__REQUIRED WORK__: Find the lines below that contain the word "конспект" and count them. Only the number should be given.

— begin DATA SHOWN —

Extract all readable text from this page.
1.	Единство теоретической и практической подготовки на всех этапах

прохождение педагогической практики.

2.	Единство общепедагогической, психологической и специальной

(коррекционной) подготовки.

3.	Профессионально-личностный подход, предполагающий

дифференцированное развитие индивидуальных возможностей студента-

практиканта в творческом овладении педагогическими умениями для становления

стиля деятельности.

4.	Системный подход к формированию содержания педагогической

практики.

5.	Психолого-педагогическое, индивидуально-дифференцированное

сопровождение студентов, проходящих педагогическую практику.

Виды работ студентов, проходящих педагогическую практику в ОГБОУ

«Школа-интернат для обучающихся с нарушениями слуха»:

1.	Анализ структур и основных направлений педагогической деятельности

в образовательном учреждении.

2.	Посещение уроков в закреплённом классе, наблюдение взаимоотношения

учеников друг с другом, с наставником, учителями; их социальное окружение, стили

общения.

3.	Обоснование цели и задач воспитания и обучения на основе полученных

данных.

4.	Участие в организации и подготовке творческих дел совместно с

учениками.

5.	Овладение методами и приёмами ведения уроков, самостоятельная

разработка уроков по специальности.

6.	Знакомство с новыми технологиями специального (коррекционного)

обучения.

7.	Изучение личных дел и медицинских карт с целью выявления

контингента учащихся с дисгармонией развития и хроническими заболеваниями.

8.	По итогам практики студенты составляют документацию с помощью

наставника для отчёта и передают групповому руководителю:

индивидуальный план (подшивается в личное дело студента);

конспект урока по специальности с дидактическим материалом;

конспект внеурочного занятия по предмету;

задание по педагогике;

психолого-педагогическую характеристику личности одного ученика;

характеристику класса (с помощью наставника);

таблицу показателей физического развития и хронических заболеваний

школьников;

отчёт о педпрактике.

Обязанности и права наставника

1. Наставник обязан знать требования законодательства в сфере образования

— end DATA SHOWN —

__ANSWER TO THIS TASK__: 2